What you have to do
Track down every line below that holds "账户可用资金" and copy it.

Data supplied

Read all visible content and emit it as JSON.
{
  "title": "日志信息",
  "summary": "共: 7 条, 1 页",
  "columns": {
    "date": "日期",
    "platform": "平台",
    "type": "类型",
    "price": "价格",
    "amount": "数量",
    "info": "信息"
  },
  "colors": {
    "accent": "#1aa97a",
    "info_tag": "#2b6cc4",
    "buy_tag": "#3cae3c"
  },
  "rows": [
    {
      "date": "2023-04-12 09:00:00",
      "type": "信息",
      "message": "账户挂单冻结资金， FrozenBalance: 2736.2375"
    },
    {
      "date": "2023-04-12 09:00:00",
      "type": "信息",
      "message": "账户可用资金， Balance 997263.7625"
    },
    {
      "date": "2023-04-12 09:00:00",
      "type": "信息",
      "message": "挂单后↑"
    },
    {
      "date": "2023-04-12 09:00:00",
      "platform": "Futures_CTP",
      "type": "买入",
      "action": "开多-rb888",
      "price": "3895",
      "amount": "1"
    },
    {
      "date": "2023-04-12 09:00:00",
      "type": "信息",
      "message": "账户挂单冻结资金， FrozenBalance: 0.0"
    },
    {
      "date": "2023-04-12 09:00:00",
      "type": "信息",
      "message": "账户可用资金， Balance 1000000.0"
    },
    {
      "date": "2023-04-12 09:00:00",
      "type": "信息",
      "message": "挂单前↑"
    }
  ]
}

The result
      "message": "账户可用资金， Balance 997263.7625"
      "message": "账户可用资金， Balance 1000000.0"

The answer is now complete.